§ **What needs to be done**
Retype all material exactly. Pictures stay out of the copy.

§ **Data entries**
____
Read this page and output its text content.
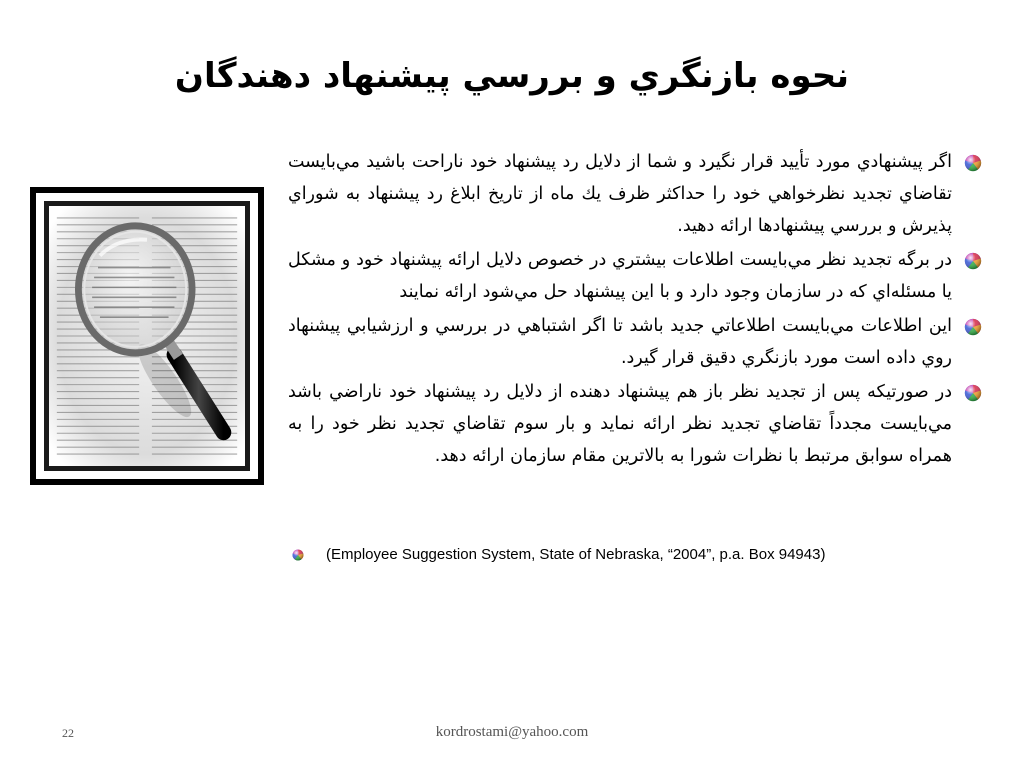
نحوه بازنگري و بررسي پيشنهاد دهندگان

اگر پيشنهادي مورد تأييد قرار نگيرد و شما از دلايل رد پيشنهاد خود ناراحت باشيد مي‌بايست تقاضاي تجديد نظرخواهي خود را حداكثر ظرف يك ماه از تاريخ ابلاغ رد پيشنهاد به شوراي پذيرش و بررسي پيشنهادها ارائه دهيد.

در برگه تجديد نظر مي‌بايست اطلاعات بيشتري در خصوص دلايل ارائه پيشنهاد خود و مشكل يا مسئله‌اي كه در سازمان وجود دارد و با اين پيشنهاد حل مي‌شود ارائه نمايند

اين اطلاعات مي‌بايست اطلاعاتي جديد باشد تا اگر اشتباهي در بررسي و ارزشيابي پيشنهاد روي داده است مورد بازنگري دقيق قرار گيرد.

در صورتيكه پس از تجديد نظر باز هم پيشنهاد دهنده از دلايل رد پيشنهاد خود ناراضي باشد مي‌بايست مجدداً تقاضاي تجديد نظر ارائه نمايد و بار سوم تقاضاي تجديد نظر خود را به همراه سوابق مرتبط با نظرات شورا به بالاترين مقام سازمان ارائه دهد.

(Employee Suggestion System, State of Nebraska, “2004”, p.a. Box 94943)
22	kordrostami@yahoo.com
____
§ **Final result**
Read this page and output its text content.
نحوه بازنگري و بررسي پيشنهاد دهندگان

اگر پيشنهادي مورد تأييد قرار نگيرد و شما از دلايل رد پيشنهاد خود ناراحت باشيد مي‌بايست تقاضاي تجديد نظرخواهي خود را حداكثر ظرف يك ماه از تاريخ ابلاغ رد پيشنهاد به شوراي پذيرش و بررسي پيشنهادها ارائه دهيد.

در برگه تجديد نظر مي‌بايست اطلاعات بيشتري در خصوص دلايل ارائه پيشنهاد خود و مشكل يا مسئله‌اي كه در سازمان وجود دارد و با اين پيشنهاد حل مي‌شود ارائه نمايند

اين اطلاعات مي‌بايست اطلاعاتي جديد باشد تا اگر اشتباهي در بررسي و ارزشيابي پيشنهاد روي داده است مورد بازنگري دقيق قرار گيرد.

در صورتيكه پس از تجديد نظر باز هم پيشنهاد دهنده از دلايل رد پيشنهاد خود ناراضي باشد مي‌بايست مجدداً تقاضاي تجديد نظر ارائه نمايد و بار سوم تقاضاي تجديد نظر خود را به همراه سوابق مرتبط با نظرات شورا به بالاترين مقام سازمان ارائه دهد.

(Employee Suggestion System, State of Nebraska, “2004”, p.a. Box 94943)
22	kordrostami@yahoo.com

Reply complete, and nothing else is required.